--- BEGIN Records shown ---

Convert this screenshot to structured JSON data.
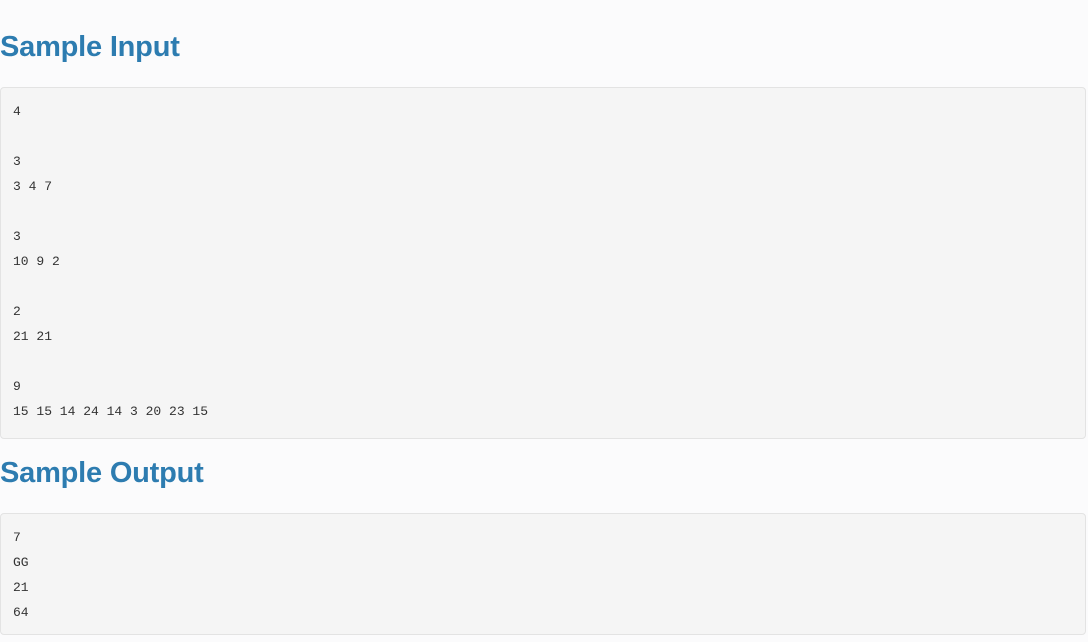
{
  "page": {
    "background_color": "#fbfbfc",
    "heading_color": "#2d7cb0",
    "code_background_color": "#f5f5f5",
    "code_border_color": "#e3e3e3",
    "code_text_color": "#333333"
  },
  "sections": {
    "sample_input": {
      "heading": "Sample Input",
      "code": "4\n\n3\n3 4 7\n\n3\n10 9 2\n\n2\n21 21\n\n9\n15 15 14 24 14 3 20 23 15"
    },
    "sample_output": {
      "heading": "Sample Output",
      "code": "7\nGG\n21\n64"
    }
  }
}
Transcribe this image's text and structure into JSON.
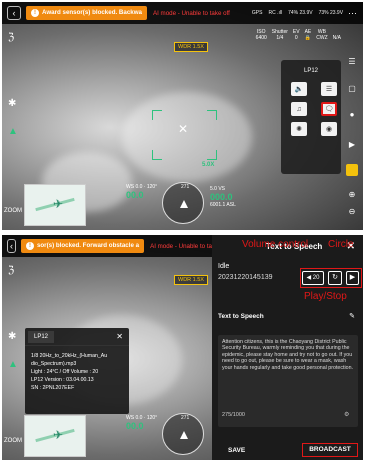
{
  "screen1": {
    "warning": "Award sensor(s) blocked. Backwa",
    "mode_text": "AI mode - Unable to take off",
    "status": {
      "signal": "RC .ıll",
      "battery1": "74% 23.9V",
      "battery2": "73% 23.9V",
      "gps": "GPS"
    },
    "wdr": "WDR 1.5X",
    "zoom_value": "5.0X",
    "camera": {
      "iso_label": "ISO",
      "iso": "6400",
      "shutter_label": "Shutter",
      "shutter": "1/4",
      "ev_label": "EV",
      "ev": "0",
      "ae_label": "AE",
      "ae": "🔒",
      "wb_label": "WB",
      "wb": "CWZ",
      "extra": "N/A"
    },
    "lp_title": "LP12",
    "telemetry": {
      "ws": "WS 0.0 · 120°",
      "hs": "00.0",
      "vs": "000.0",
      "dist": "5.0 VS",
      "alt": "6001.1 ASL",
      "heading": "271"
    },
    "zoom_label": "ZOOM"
  },
  "screen2": {
    "warning": "sor(s) blocked. Forward obstacle a",
    "mode_text": "AI mode - Unable to ta",
    "wdr": "WDR 1.5X",
    "panel_title": "Text to Speech",
    "status_idle": "Idle",
    "file_id": "20231220145139",
    "volume": "20",
    "annotations": {
      "volume": "Volume control",
      "circle": "Circle",
      "play": "Play/Stop"
    },
    "tts_label": "Text to Speech",
    "tts_text": "Attention citizens, this is the Chaoyang District Public Security Bureau, warmly reminding you that during the epidemic, please stay home and try not to go out. If you need to go out, please be sure to wear a mask, wash your hands regularly and take good personal protection.",
    "counter": "275/1000",
    "save_label": "SAVE",
    "broadcast_label": "BROADCAST",
    "info": {
      "title": "LP12",
      "line1": "1/8 20Hz_to_20kHz_(Human_Au",
      "line2": "dio_Spectrum).mp3",
      "line3": "Light : 24°C / Off   Volume : 20",
      "line4": "LP12 Version : 03.04.00.13",
      "line5": "SN : 2PNL207EEF"
    },
    "telemetry": {
      "ws": "WS 0.0 · 120°",
      "hs": "00.0",
      "heading": "271"
    },
    "zoom_label": "ZOOM"
  }
}
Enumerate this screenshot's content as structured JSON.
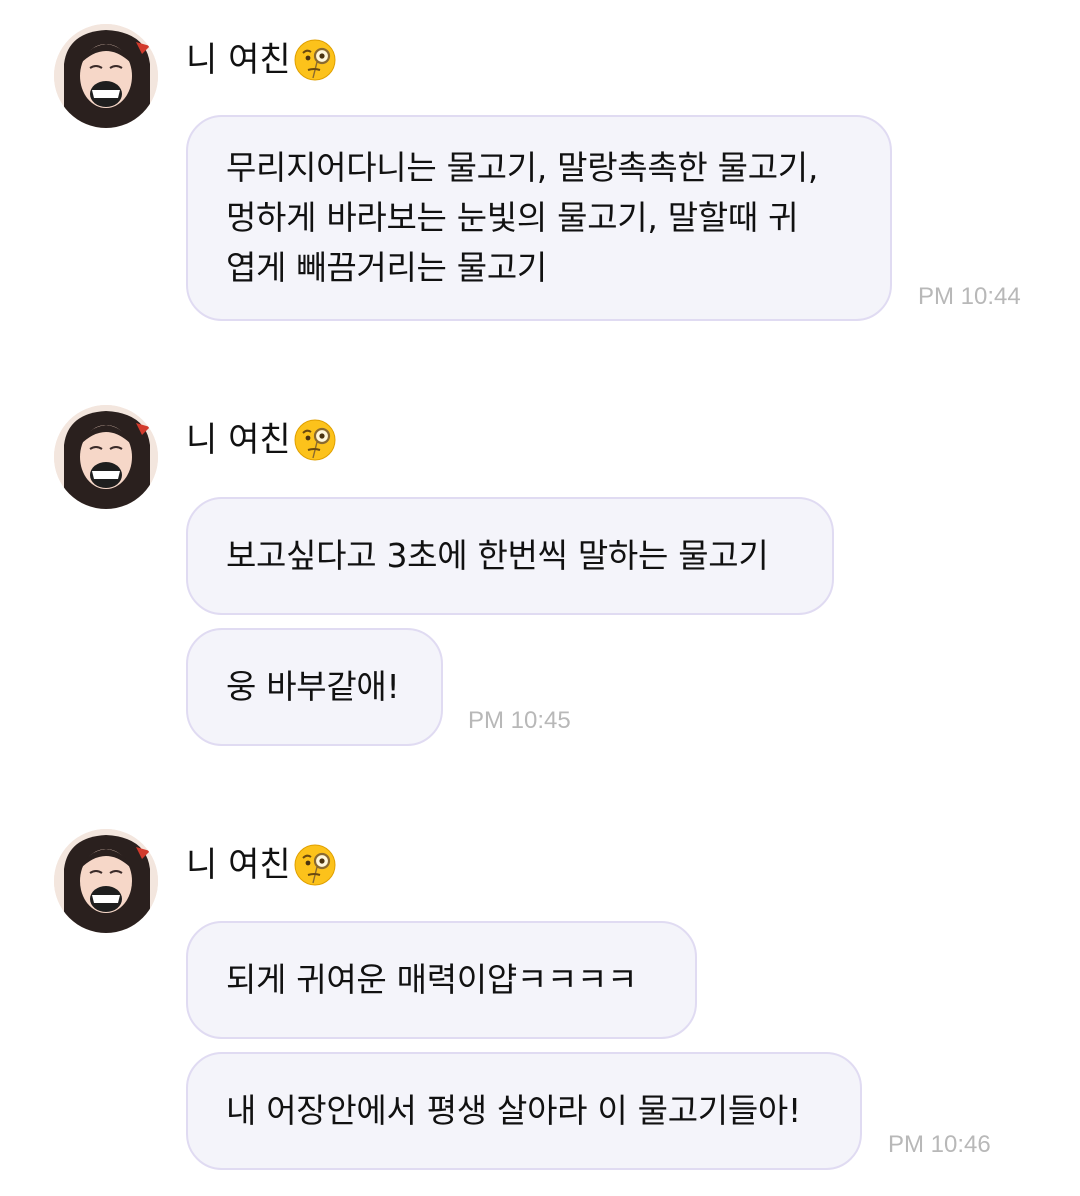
{
  "groups": [
    {
      "sender": "니 여친",
      "messages": [
        "무리지어다니는 물고기, 말랑촉촉한 물고기,\n멍하게 바라보는 눈빛의 물고기, 말할때 귀\n엽게 빼끔거리는 물고기"
      ],
      "time": "PM 10:44"
    },
    {
      "sender": "니 여친",
      "messages": [
        "보고싶다고 3초에 한번씩 말하는 물고기",
        "웅 바부같애!"
      ],
      "time": "PM 10:45"
    },
    {
      "sender": "니 여친",
      "messages": [
        "되게 귀여운 매력이얍ㅋㅋㅋㅋ",
        "내 어장안에서 평생 살아라 이 물고기들아!"
      ],
      "time": "PM 10:46"
    }
  ],
  "sender_emoji": "face-with-monocle-emoji",
  "colors": {
    "bubble_bg": "#f4f4fa",
    "bubble_border": "#e0dbf2",
    "timestamp": "#b8b8b8"
  }
}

--- END Records shown ---

» Exercise description: Answer with one number only: how many lines above contain the word "screenshot".

» Finished answer: 2